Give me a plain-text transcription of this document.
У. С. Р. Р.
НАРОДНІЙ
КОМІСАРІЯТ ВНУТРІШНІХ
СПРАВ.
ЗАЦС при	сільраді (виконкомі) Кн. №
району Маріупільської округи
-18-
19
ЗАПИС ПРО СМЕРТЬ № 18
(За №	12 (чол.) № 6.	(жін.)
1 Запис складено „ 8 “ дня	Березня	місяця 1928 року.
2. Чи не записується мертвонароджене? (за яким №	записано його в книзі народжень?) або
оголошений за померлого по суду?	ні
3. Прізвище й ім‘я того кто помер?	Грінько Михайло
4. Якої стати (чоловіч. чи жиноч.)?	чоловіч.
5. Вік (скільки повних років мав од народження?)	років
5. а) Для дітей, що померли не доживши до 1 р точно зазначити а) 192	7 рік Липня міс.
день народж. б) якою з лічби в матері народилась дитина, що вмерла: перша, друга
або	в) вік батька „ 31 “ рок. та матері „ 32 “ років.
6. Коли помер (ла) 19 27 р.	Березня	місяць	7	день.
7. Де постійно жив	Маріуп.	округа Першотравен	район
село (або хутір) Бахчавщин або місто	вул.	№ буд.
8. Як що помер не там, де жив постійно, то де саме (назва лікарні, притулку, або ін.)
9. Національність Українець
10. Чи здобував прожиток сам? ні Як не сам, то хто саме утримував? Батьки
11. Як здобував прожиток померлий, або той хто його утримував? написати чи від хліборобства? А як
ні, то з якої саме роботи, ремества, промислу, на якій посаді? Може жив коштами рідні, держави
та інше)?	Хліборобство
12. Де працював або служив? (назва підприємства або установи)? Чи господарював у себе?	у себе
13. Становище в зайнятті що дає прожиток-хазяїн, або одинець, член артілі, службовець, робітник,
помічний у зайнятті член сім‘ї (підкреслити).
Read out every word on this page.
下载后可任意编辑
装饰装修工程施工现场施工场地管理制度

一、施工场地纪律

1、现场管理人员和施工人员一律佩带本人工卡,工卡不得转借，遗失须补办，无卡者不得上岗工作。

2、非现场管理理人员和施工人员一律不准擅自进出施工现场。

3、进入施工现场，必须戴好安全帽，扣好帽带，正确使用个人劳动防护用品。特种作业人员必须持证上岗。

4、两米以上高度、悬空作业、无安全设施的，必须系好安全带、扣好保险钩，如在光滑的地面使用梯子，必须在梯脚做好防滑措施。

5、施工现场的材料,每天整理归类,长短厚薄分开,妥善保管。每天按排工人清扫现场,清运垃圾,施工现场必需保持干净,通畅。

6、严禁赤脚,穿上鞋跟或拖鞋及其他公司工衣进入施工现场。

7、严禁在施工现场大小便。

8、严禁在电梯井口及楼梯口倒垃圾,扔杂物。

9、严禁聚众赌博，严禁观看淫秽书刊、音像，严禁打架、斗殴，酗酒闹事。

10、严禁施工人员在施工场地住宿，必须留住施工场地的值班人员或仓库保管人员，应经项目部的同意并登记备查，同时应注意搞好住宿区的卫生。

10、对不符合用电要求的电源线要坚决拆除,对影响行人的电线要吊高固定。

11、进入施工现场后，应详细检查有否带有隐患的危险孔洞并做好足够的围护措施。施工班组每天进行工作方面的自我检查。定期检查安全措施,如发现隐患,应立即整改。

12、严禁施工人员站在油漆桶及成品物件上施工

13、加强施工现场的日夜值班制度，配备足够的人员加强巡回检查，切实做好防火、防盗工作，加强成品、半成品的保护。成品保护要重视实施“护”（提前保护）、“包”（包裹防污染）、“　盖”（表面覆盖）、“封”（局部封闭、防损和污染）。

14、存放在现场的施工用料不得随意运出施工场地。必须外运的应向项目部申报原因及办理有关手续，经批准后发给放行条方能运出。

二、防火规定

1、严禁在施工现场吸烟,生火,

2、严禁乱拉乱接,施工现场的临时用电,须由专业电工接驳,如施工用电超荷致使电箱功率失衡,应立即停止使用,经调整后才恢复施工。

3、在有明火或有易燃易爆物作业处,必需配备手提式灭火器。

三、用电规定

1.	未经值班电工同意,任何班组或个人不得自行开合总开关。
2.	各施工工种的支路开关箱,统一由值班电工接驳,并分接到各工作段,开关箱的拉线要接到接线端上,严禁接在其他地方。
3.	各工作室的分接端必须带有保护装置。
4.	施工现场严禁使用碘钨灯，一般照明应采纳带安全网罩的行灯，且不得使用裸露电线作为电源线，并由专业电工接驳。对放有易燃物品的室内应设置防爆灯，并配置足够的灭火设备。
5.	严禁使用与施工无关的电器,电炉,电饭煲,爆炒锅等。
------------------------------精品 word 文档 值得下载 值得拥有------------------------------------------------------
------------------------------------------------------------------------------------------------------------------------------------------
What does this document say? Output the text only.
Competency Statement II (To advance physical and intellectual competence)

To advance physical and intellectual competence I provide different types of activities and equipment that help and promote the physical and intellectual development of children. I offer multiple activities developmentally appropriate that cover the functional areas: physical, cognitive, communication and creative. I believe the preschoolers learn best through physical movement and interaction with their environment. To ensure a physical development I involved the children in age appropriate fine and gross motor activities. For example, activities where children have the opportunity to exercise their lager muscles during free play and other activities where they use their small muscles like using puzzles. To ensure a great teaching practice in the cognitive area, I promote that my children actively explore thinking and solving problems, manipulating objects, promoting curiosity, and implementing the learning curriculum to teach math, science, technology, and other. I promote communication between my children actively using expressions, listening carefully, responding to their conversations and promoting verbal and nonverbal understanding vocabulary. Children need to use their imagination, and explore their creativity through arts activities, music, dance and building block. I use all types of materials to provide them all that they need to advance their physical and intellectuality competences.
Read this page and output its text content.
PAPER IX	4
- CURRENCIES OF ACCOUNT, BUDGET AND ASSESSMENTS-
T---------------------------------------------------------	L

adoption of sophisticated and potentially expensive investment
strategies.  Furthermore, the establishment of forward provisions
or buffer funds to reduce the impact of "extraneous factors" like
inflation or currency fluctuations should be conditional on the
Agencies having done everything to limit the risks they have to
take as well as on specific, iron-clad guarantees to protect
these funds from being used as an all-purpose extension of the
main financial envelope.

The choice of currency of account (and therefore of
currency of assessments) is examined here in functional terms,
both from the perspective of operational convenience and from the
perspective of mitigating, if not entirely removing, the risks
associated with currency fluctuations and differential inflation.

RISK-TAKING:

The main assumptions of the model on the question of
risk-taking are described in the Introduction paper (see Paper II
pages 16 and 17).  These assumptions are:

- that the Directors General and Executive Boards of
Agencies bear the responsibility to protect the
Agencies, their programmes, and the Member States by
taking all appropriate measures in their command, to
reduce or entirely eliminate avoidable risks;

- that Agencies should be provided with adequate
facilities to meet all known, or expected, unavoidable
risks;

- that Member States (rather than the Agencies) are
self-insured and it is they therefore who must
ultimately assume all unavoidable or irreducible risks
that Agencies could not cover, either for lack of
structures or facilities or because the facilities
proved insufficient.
########
(Challenge) Write the material out again word for word.

(The solution)
Give me a plain-text transcription of this document.
У. С. Р. Р.
НАРОДНІЙ
КОМІСАРІЯТ ВНУТРІШНІХ
СПРАВ.
ЗАЦС при	сільраді (виконкомі) Кн. №
району Маріупільської округи
-18-
19
ЗАПИС ПРО СМЕРТЬ № 18
(За №	12 (чол.) № 6.	(жін.)
1 Запис складено „ 8 “ дня	Березня	місяця 1928 року.
2. Чи не записується мертвонароджене? (за яким №	записано його в книзі народжень?) або
оголошений за померлого по суду?	ні
3. Прізвище й ім‘я того кто помер?	Грінько Михайло
4. Якої стати (чоловіч. чи жиноч.)?	чоловіч.
5. Вік (скільки повних років мав од народження?)	років
5. а) Для дітей, що померли не доживши до 1 р точно зазначити а) 192	7 рік Липня міс.
день народж. б) якою з лічби в матері народилась дитина, що вмерла: перша, друга
або	в) вік батька „ 31 “ рок. та матері „ 32 “ років.
6. Коли помер (ла) 19 27 р.	Березня	місяць	7	день.
7. Де постійно жив	Маріуп.	округа Першотравен	район
село (або хутір) Бахчавщин або місто	вул.	№ буд.
8. Як що помер не там, де жив постійно, то де саме (назва лікарні, притулку, або ін.)
9. Національність Українець
10. Чи здобував прожиток сам? ні Як не сам, то хто саме утримував? Батьки
11. Як здобував прожиток померлий, або той хто його утримував? написати чи від хліборобства? А як
ні, то з якої саме роботи, ремества, промислу, на якій посаді? Може жив коштами рідні, держави
та інше)?	Хліборобство
12. Де працював або служив? (назва підприємства або установи)? Чи господарював у себе?	у себе
13. Становище в зайнятті що дає прожиток-хазяїн, або одинець, член артілі, службовець, робітник,
помічний у зайнятті член сім‘ї (підкреслити).
Read out every word on this page.
下载后可任意编辑
装饰装修工程施工现场施工场地管理制度

一、施工场地纪律

1、现场管理人员和施工人员一律佩带本人工卡,工卡不得转借，遗失须补办，无卡者不得上岗工作。

2、非现场管理理人员和施工人员一律不准擅自进出施工现场。

3、进入施工现场，必须戴好安全帽，扣好帽带，正确使用个人劳动防护用品。特种作业人员必须持证上岗。

4、两米以上高度、悬空作业、无安全设施的，必须系好安全带、扣好保险钩，如在光滑的地面使用梯子，必须在梯脚做好防滑措施。

5、施工现场的材料,每天整理归类,长短厚薄分开,妥善保管。每天按排工人清扫现场,清运垃圾,施工现场必需保持干净,通畅。

6、严禁赤脚,穿上鞋跟或拖鞋及其他公司工衣进入施工现场。

7、严禁在施工现场大小便。

8、严禁在电梯井口及楼梯口倒垃圾,扔杂物。

9、严禁聚众赌博，严禁观看淫秽书刊、音像，严禁打架、斗殴，酗酒闹事。

10、严禁施工人员在施工场地住宿，必须留住施工场地的值班人员或仓库保管人员，应经项目部的同意并登记备查，同时应注意搞好住宿区的卫生。

10、对不符合用电要求的电源线要坚决拆除,对影响行人的电线要吊高固定。

11、进入施工现场后，应详细检查有否带有隐患的危险孔洞并做好足够的围护措施。施工班组每天进行工作方面的自我检查。定期检查安全措施,如发现隐患,应立即整改。

12、严禁施工人员站在油漆桶及成品物件上施工

13、加强施工现场的日夜值班制度，配备足够的人员加强巡回检查，切实做好防火、防盗工作，加强成品、半成品的保护。成品保护要重视实施“护”（提前保护）、“包”（包裹防污染）、“　盖”（表面覆盖）、“封”（局部封闭、防损和污染）。

14、存放在现场的施工用料不得随意运出施工场地。必须外运的应向项目部申报原因及办理有关手续，经批准后发给放行条方能运出。

二、防火规定

1、严禁在施工现场吸烟,生火,

2、严禁乱拉乱接,施工现场的临时用电,须由专业电工接驳,如施工用电超荷致使电箱功率失衡,应立即停止使用,经调整后才恢复施工。

3、在有明火或有易燃易爆物作业处,必需配备手提式灭火器。

三、用电规定

1.	未经值班电工同意,任何班组或个人不得自行开合总开关。
2.	各施工工种的支路开关箱,统一由值班电工接驳,并分接到各工作段,开关箱的拉线要接到接线端上,严禁接在其他地方。
3.	各工作室的分接端必须带有保护装置。
4.	施工现场严禁使用碘钨灯，一般照明应采纳带安全网罩的行灯，且不得使用裸露电线作为电源线，并由专业电工接驳。对放有易燃物品的室内应设置防爆灯，并配置足够的灭火设备。
5.	严禁使用与施工无关的电器,电炉,电饭煲,爆炒锅等。
------------------------------精品 word 文档 值得下载 值得拥有------------------------------------------------------
------------------------------------------------------------------------------------------------------------------------------------------
What does this document say? Output the text only.
Competency Statement II (To advance physical and intellectual competence)

To advance physical and intellectual competence I provide different types of activities and equipment that help and promote the physical and intellectual development of children. I offer multiple activities developmentally appropriate that cover the functional areas: physical, cognitive, communication and creative. I believe the preschoolers learn best through physical movement and interaction with their environment. To ensure a physical development I involved the children in age appropriate fine and gross motor activities. For example, activities where children have the opportunity to exercise their lager muscles during free play and other activities where they use their small muscles like using puzzles. To ensure a great teaching practice in the cognitive area, I promote that my children actively explore thinking and solving problems, manipulating objects, promoting curiosity, and implementing the learning curriculum to teach math, science, technology, and other. I promote communication between my children actively using expressions, listening carefully, responding to their conversations and promoting verbal and nonverbal understanding vocabulary. Children need to use their imagination, and explore their creativity through arts activities, music, dance and building block. I use all types of materials to provide them all that they need to advance their physical and intellectuality competences.
Read this page and output its text content.
PAPER IX	4
- CURRENCIES OF ACCOUNT, BUDGET AND ASSESSMENTS-
T---------------------------------------------------------	L

adoption of sophisticated and potentially expensive investment
strategies.  Furthermore, the establishment of forward provisions
or buffer funds to reduce the impact of "extraneous factors" like
inflation or currency fluctuations should be conditional on the
Agencies having done everything to limit the risks they have to
take as well as on specific, iron-clad guarantees to protect
these funds from being used as an all-purpose extension of the
main financial envelope.

The choice of currency of account (and therefore of
currency of assessments) is examined here in functional terms,
both from the perspective of operational convenience and from the
perspective of mitigating, if not entirely removing, the risks
associated with currency fluctuations and differential inflation.

RISK-TAKING:

The main assumptions of the model on the question of
risk-taking are described in the Introduction paper (see Paper II
pages 16 and 17).  These assumptions are:

- that the Directors General and Executive Boards of
Agencies bear the responsibility to protect the
Agencies, their programmes, and the Member States by
taking all appropriate measures in their command, to
reduce or entirely eliminate avoidable risks;

- that Agencies should be provided with adequate
facilities to meet all known, or expected, unavoidable
risks;

- that Member States (rather than the Agencies) are
self-insured and it is they therefore who must
ultimately assume all unavoidable or irreducible risks
that Agencies could not cover, either for lack of
structures or facilities or because the facilities
proved insufficient.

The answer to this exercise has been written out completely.